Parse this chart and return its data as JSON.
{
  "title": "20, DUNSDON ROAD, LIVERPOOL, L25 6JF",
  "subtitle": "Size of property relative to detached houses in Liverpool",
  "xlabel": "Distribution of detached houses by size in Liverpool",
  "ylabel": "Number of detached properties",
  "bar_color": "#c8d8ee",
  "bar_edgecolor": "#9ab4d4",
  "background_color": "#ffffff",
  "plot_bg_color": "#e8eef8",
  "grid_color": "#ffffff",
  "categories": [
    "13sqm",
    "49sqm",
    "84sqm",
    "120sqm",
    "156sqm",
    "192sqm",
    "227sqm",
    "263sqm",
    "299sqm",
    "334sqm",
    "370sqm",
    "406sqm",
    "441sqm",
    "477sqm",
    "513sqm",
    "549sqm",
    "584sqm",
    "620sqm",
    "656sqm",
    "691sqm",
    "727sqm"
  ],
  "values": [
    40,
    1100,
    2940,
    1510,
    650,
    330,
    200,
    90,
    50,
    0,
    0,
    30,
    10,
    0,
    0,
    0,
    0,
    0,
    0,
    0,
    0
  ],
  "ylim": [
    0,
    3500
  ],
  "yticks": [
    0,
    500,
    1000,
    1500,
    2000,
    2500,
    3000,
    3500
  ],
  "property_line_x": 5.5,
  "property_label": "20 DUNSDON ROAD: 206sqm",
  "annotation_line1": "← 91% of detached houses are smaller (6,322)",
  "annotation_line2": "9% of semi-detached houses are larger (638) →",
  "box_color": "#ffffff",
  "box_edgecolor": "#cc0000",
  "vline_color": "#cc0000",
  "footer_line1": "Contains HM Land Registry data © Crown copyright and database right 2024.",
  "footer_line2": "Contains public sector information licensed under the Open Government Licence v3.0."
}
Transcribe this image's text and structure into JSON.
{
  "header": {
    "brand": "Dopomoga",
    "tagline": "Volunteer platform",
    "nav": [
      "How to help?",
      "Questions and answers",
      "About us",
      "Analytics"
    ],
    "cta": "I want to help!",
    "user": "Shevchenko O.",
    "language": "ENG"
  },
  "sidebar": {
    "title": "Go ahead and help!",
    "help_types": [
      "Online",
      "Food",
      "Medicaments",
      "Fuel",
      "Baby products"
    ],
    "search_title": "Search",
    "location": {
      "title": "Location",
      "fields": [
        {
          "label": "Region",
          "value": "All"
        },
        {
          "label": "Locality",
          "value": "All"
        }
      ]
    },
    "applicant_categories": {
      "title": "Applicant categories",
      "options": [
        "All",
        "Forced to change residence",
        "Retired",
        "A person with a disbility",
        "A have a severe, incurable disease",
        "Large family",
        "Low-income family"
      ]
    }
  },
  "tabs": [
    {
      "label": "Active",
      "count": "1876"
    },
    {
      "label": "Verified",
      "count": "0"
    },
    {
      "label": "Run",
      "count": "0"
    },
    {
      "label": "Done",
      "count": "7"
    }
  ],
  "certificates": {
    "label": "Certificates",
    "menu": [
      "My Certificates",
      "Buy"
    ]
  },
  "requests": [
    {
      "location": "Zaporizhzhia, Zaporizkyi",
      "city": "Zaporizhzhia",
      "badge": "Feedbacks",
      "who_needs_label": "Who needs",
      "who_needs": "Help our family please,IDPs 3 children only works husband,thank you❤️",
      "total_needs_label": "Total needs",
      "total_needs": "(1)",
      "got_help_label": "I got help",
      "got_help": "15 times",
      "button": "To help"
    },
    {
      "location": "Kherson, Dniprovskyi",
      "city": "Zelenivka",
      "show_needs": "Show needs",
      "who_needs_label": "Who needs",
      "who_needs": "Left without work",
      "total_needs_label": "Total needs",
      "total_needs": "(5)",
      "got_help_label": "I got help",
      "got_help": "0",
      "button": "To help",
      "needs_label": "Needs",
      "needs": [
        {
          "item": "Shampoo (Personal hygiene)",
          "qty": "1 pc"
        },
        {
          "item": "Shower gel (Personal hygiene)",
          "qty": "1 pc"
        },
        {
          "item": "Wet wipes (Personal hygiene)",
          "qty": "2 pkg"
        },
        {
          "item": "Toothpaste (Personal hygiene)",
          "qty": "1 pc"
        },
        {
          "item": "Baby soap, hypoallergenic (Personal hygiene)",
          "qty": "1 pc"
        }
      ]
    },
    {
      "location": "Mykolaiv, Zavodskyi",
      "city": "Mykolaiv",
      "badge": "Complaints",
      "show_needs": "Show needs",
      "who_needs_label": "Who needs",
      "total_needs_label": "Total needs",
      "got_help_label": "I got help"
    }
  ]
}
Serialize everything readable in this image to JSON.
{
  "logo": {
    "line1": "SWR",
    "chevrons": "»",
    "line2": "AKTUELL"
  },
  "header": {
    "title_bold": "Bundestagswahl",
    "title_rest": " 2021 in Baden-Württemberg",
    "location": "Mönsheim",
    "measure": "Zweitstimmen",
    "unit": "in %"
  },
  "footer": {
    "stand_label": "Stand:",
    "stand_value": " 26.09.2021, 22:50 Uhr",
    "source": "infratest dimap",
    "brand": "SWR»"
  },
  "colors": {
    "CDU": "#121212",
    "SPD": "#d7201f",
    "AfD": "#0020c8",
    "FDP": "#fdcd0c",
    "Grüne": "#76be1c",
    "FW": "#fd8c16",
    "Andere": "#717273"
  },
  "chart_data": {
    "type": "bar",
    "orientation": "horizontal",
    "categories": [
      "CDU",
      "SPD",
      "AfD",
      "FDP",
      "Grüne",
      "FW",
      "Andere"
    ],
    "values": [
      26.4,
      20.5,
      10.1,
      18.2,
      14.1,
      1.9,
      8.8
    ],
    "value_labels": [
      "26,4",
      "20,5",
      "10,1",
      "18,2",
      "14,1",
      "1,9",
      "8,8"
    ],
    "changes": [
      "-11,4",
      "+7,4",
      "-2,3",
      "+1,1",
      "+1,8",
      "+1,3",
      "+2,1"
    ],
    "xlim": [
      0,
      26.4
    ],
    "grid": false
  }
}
++++++++++++++++++++
▸ WHAT TO WORK ON
Find "Mykolaiv". Copy every line it occurs in.

▸ THE COMPLETED TASK
      "location": "Mykolaiv, Zavodskyi",
      "city": "Mykolaiv",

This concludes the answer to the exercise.